§ SHORT EXERCISE:
Gather the lines below that include the string "color", copying each in full.

§ SUPPLIED MATERIAL:
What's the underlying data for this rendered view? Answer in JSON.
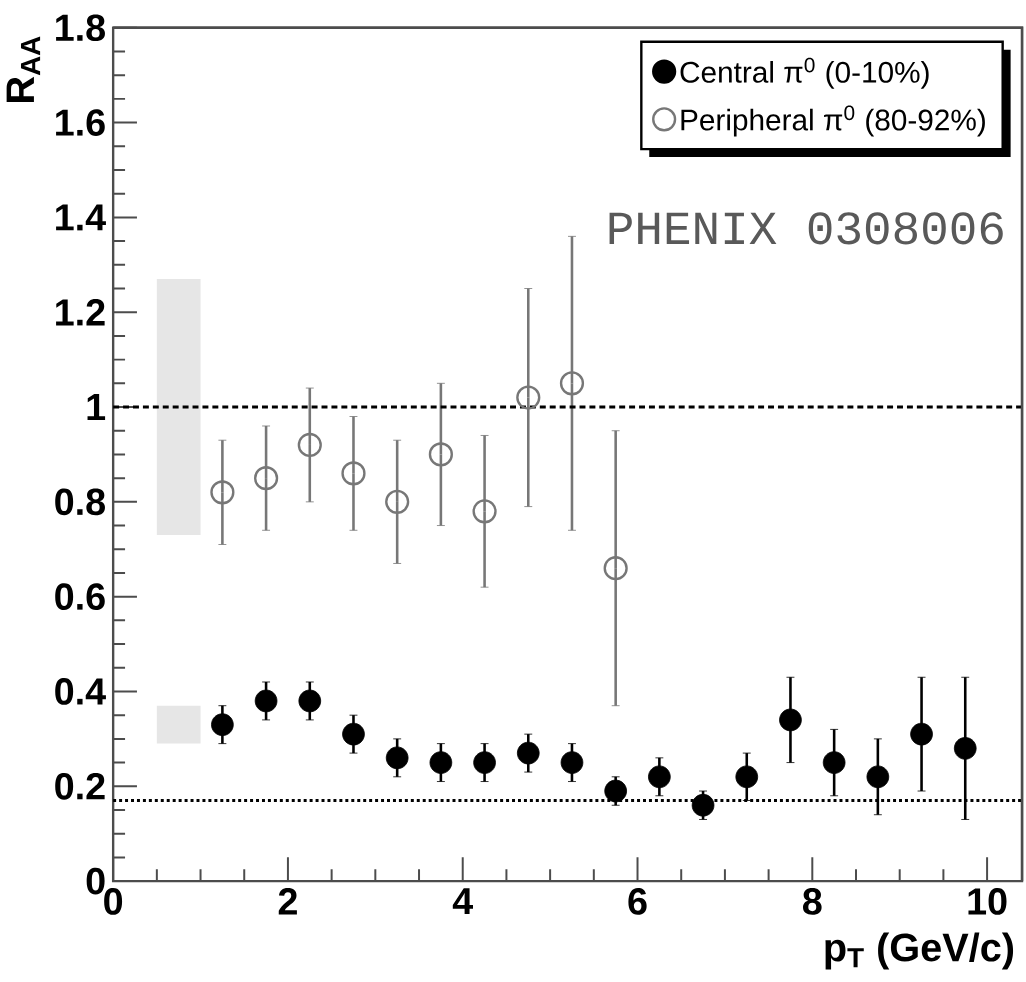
{
  "chart_data": {
    "type": "scatter",
    "xlabel": "p$_{T}$ (GeV/c)",
    "ylabel": "R$_{AA}$",
    "xlim": [
      0,
      10.4
    ],
    "ylim": [
      0,
      1.8
    ],
    "xticks": [
      0,
      2,
      4,
      6,
      8,
      10
    ],
    "yticks": [
      0,
      0.2,
      0.4,
      0.6,
      0.8,
      1,
      1.2,
      1.4,
      1.6,
      1.8
    ],
    "legend": "top right",
    "grid": false,
    "series": [
      {
        "name": "Central π$^{0}$ (0-10%)",
        "marker": "circle",
        "color": "#000000",
        "x": [
          1.25,
          1.75,
          2.25,
          2.75,
          3.25,
          3.75,
          4.25,
          4.75,
          5.25,
          5.75,
          6.25,
          6.75,
          7.25,
          7.75,
          8.25,
          8.75,
          9.25,
          9.75
        ],
        "values": [
          0.33,
          0.38,
          0.38,
          0.31,
          0.26,
          0.25,
          0.25,
          0.27,
          0.25,
          0.19,
          0.22,
          0.16,
          0.22,
          0.34,
          0.25,
          0.22,
          0.31,
          0.28
        ],
        "errors": [
          0.04,
          0.04,
          0.04,
          0.04,
          0.04,
          0.04,
          0.04,
          0.04,
          0.04,
          0.03,
          0.04,
          0.03,
          0.05,
          0.09,
          0.07,
          0.08,
          0.12,
          0.15
        ]
      },
      {
        "name": "Peripheral π$^{0}$ (80-92%)",
        "marker": "open circle",
        "color": "#777777",
        "x": [
          1.25,
          1.75,
          2.25,
          2.75,
          3.25,
          3.75,
          4.25,
          4.75,
          5.25,
          5.75
        ],
        "values": [
          0.82,
          0.85,
          0.92,
          0.86,
          0.8,
          0.9,
          0.78,
          1.02,
          1.05,
          0.66
        ],
        "errors": [
          0.11,
          0.11,
          0.12,
          0.12,
          0.13,
          0.15,
          0.16,
          0.23,
          0.31,
          0.29
        ]
      },
      {
        "type": "bar",
        "color": "#e6e6e6",
        "x": [
          0.75,
          0.75
        ],
        "base": [
          0.73,
          0.29
        ],
        "values": [
          0.54,
          0.08
        ]
      }
    ],
    "ref_lines": [
      {
        "axis": "y",
        "value": 1,
        "line_style": "dashed"
      },
      {
        "axis": "y",
        "value": 0.17,
        "line_style": "dotted"
      }
    ],
    "annotations": [
      "PHENIX 0308006"
    ]
  }
}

§ SOLUTION TO THIS PROBLEM:
        "color": "#000000",
        "color": "#777777",
        "color": "#e6e6e6",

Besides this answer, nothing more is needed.